## SHORT TASK
Pick out each line below containing "name".

## RECORDS SHOWN
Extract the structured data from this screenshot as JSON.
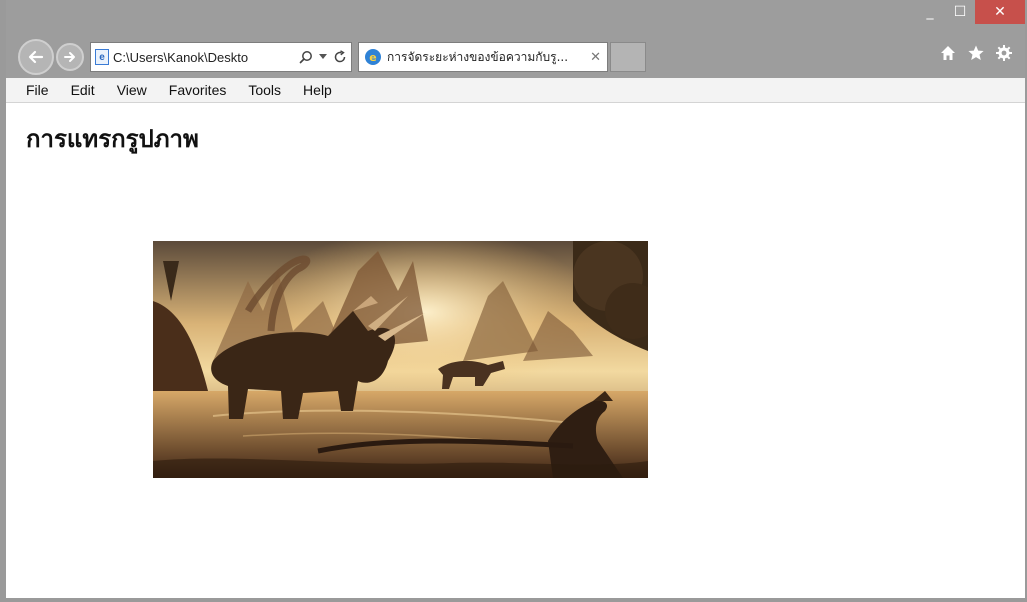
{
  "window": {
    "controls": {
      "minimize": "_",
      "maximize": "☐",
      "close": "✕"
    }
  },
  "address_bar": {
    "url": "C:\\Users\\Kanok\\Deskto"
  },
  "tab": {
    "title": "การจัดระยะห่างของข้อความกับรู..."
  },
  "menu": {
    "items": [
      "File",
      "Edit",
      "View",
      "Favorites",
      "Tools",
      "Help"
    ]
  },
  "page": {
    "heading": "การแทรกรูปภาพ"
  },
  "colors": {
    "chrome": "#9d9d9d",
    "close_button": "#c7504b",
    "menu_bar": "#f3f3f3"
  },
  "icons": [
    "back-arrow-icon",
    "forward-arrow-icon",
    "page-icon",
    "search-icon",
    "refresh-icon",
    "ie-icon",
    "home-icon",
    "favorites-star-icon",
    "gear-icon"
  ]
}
--
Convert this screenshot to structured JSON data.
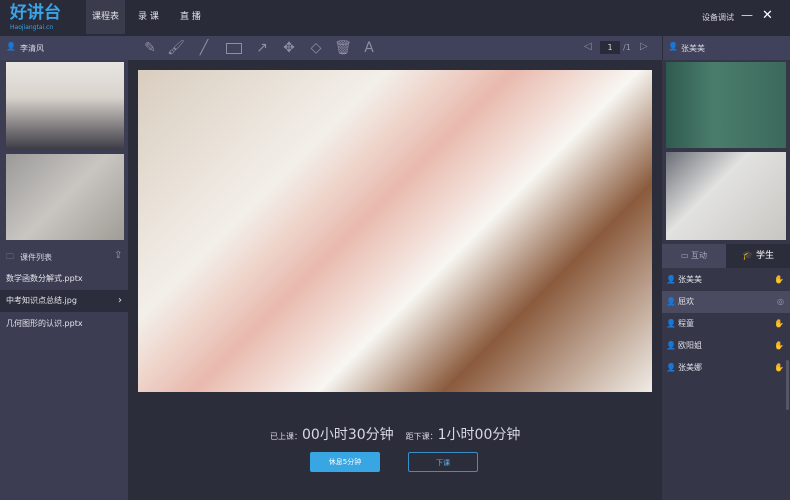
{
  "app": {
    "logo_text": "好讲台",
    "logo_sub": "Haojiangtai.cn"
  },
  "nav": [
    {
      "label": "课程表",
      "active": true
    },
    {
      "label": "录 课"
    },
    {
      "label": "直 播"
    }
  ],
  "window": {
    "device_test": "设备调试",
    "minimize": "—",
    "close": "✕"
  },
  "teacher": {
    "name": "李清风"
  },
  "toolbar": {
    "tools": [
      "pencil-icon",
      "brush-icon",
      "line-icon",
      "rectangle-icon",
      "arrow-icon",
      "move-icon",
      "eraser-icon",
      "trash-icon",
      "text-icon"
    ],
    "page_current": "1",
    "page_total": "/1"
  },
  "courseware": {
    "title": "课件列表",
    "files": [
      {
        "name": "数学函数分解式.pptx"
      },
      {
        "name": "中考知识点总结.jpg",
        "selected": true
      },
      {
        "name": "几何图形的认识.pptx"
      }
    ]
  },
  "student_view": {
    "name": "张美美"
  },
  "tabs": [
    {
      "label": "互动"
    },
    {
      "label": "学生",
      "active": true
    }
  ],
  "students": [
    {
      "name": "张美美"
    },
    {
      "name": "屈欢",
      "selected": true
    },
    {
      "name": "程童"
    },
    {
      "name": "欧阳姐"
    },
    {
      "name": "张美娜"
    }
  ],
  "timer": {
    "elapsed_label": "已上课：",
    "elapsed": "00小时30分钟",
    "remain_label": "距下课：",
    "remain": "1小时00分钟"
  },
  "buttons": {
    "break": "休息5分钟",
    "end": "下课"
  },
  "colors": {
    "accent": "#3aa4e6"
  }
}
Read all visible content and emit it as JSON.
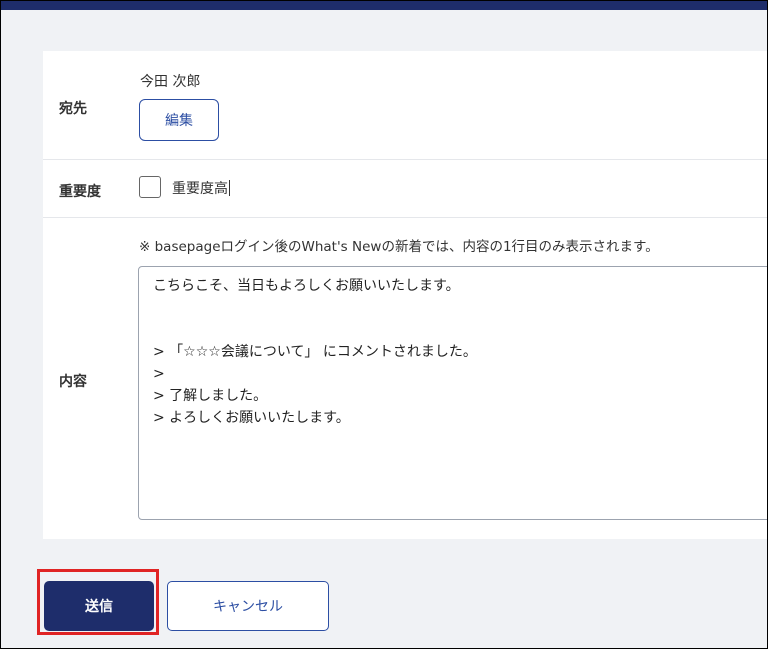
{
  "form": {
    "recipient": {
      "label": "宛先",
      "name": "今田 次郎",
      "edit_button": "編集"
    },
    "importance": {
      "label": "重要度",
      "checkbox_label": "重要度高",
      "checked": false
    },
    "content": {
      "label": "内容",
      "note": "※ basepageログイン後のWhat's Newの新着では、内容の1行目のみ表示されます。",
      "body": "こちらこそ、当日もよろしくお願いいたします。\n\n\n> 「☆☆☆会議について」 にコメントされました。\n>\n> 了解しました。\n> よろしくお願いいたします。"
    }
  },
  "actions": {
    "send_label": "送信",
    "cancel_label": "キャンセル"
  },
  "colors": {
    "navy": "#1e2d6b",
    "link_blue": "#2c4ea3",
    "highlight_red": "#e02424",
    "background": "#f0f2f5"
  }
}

## FINAL RESULT
    "name": "李清风"
        "name": "数学函数分解式.pptx"
        "name": "中考知识点总结.jpg",
        "name": "几何图形的认识.pptx"
    "name": "张美美"
      "name": "张美美"
      "name": "屈欢",
      "name": "程童"
      "name": "欧阳姐"
      "name": "张美娜"
      "name": "今田 次郎",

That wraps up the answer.